[Start of RECORDS SUPPLIED]

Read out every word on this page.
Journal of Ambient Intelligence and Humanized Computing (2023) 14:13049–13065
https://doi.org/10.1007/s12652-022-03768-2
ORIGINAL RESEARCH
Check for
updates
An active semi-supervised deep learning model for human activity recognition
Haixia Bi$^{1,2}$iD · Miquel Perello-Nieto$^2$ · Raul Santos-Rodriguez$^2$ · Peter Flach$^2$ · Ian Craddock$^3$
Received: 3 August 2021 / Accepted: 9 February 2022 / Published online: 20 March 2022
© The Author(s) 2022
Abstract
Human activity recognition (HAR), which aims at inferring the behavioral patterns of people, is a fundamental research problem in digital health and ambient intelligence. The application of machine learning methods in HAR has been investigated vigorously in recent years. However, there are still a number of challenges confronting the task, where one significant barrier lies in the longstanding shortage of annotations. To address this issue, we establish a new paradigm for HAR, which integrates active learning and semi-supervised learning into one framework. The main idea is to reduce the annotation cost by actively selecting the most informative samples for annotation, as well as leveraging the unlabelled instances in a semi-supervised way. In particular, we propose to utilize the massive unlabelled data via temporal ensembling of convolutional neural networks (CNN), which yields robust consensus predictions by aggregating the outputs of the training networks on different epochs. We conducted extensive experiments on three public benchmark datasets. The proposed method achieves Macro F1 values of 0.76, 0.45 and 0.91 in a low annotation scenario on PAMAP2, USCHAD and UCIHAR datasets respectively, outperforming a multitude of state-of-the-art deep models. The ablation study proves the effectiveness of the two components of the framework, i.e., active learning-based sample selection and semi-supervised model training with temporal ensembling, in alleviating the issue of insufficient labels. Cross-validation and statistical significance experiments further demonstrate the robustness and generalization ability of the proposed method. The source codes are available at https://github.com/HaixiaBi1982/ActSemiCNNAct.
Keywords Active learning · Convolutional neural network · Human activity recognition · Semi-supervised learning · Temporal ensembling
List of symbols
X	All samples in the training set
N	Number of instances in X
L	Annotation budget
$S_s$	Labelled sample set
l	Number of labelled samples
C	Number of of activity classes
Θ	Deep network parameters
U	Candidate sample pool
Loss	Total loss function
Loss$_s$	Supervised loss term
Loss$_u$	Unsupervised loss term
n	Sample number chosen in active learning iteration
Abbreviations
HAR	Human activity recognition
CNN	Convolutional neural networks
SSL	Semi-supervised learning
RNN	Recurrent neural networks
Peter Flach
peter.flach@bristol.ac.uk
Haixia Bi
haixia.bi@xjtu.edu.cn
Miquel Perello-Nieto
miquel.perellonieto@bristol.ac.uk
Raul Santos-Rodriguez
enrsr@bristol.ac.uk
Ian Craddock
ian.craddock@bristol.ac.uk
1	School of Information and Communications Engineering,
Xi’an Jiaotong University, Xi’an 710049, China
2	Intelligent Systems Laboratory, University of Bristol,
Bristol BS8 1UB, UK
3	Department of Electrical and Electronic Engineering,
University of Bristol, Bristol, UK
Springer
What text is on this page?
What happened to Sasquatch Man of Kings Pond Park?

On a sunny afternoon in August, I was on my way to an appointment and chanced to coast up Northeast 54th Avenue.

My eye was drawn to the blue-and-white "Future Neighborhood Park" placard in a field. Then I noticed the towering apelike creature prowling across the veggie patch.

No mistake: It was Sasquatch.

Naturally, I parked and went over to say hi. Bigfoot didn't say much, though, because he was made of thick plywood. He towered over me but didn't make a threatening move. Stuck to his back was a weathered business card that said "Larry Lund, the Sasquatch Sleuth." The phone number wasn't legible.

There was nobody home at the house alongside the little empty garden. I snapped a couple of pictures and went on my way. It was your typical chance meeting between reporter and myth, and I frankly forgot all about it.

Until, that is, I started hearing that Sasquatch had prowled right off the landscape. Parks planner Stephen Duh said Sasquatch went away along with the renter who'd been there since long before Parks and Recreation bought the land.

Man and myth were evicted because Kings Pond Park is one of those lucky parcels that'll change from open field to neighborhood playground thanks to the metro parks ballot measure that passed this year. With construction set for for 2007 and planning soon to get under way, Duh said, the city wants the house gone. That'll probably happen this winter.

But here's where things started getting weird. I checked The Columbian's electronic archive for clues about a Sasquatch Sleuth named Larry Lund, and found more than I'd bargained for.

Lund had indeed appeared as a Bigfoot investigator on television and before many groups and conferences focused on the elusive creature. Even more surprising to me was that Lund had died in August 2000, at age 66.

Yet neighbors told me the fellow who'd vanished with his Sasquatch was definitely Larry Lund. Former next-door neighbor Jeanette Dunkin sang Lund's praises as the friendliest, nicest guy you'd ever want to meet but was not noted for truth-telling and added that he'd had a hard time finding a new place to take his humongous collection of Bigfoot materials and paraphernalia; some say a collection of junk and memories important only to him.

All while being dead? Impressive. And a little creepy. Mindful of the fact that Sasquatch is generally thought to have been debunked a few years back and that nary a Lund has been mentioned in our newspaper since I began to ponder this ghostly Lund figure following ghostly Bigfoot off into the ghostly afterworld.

[End of RECORDS SUPPLIED]

__GOAL__
Return all the data above once more, precisely as given.

__EXPECTED OUTPUT__
Read out every word on this page.
Journal of Ambient Intelligence and Humanized Computing (2023) 14:13049–13065
https://doi.org/10.1007/s12652-022-03768-2
ORIGINAL RESEARCH
Check for
updates
An active semi-supervised deep learning model for human activity recognition
Haixia Bi$^{1,2}$iD · Miquel Perello-Nieto$^2$ · Raul Santos-Rodriguez$^2$ · Peter Flach$^2$ · Ian Craddock$^3$
Received: 3 August 2021 / Accepted: 9 February 2022 / Published online: 20 March 2022
© The Author(s) 2022
Abstract
Human activity recognition (HAR), which aims at inferring the behavioral patterns of people, is a fundamental research problem in digital health and ambient intelligence. The application of machine learning methods in HAR has been investigated vigorously in recent years. However, there are still a number of challenges confronting the task, where one significant barrier lies in the longstanding shortage of annotations. To address this issue, we establish a new paradigm for HAR, which integrates active learning and semi-supervised learning into one framework. The main idea is to reduce the annotation cost by actively selecting the most informative samples for annotation, as well as leveraging the unlabelled instances in a semi-supervised way. In particular, we propose to utilize the massive unlabelled data via temporal ensembling of convolutional neural networks (CNN), which yields robust consensus predictions by aggregating the outputs of the training networks on different epochs. We conducted extensive experiments on three public benchmark datasets. The proposed method achieves Macro F1 values of 0.76, 0.45 and 0.91 in a low annotation scenario on PAMAP2, USCHAD and UCIHAR datasets respectively, outperforming a multitude of state-of-the-art deep models. The ablation study proves the effectiveness of the two components of the framework, i.e., active learning-based sample selection and semi-supervised model training with temporal ensembling, in alleviating the issue of insufficient labels. Cross-validation and statistical significance experiments further demonstrate the robustness and generalization ability of the proposed method. The source codes are available at https://github.com/HaixiaBi1982/ActSemiCNNAct.
Keywords Active learning · Convolutional neural network · Human activity recognition · Semi-supervised learning · Temporal ensembling
List of symbols
X	All samples in the training set
N	Number of instances in X
L	Annotation budget
$S_s$	Labelled sample set
l	Number of labelled samples
C	Number of of activity classes
Θ	Deep network parameters
U	Candidate sample pool
Loss	Total loss function
Loss$_s$	Supervised loss term
Loss$_u$	Unsupervised loss term
n	Sample number chosen in active learning iteration
Abbreviations
HAR	Human activity recognition
CNN	Convolutional neural networks
SSL	Semi-supervised learning
RNN	Recurrent neural networks
Peter Flach
peter.flach@bristol.ac.uk
Haixia Bi
haixia.bi@xjtu.edu.cn
Miquel Perello-Nieto
miquel.perellonieto@bristol.ac.uk
Raul Santos-Rodriguez
enrsr@bristol.ac.uk
Ian Craddock
ian.craddock@bristol.ac.uk
1	School of Information and Communications Engineering,
Xi’an Jiaotong University, Xi’an 710049, China
2	Intelligent Systems Laboratory, University of Bristol,
Bristol BS8 1UB, UK
3	Department of Electrical and Electronic Engineering,
University of Bristol, Bristol, UK
Springer
What text is on this page?
What happened to Sasquatch Man of Kings Pond Park?

On a sunny afternoon in August, I was on my way to an appointment and chanced to coast up Northeast 54th Avenue.

My eye was drawn to the blue-and-white "Future Neighborhood Park" placard in a field. Then I noticed the towering apelike creature prowling across the veggie patch.

No mistake: It was Sasquatch.

Naturally, I parked and went over to say hi. Bigfoot didn't say much, though, because he was made of thick plywood. He towered over me but didn't make a threatening move. Stuck to his back was a weathered business card that said "Larry Lund, the Sasquatch Sleuth." The phone number wasn't legible.

There was nobody home at the house alongside the little empty garden. I snapped a couple of pictures and went on my way. It was your typical chance meeting between reporter and myth, and I frankly forgot all about it.

Until, that is, I started hearing that Sasquatch had prowled right off the landscape. Parks planner Stephen Duh said Sasquatch went away along with the renter who'd been there since long before Parks and Recreation bought the land.

Man and myth were evicted because Kings Pond Park is one of those lucky parcels that'll change from open field to neighborhood playground thanks to the metro parks ballot measure that passed this year. With construction set for for 2007 and planning soon to get under way, Duh said, the city wants the house gone. That'll probably happen this winter.

But here's where things started getting weird. I checked The Columbian's electronic archive for clues about a Sasquatch Sleuth named Larry Lund, and found more than I'd bargained for.

Lund had indeed appeared as a Bigfoot investigator on television and before many groups and conferences focused on the elusive creature. Even more surprising to me was that Lund had died in August 2000, at age 66.

Yet neighbors told me the fellow who'd vanished with his Sasquatch was definitely Larry Lund. Former next-door neighbor Jeanette Dunkin sang Lund's praises as the friendliest, nicest guy you'd ever want to meet but was not noted for truth-telling and added that he'd had a hard time finding a new place to take his humongous collection of Bigfoot materials and paraphernalia; some say a collection of junk and memories important only to him.

All while being dead? Impressive. And a little creepy. Mindful of the fact that Sasquatch is generally thought to have been debunked a few years back and that nary a Lund has been mentioned in our newspaper since I began to ponder this ghostly Lund figure following ghostly Bigfoot off into the ghostly afterworld.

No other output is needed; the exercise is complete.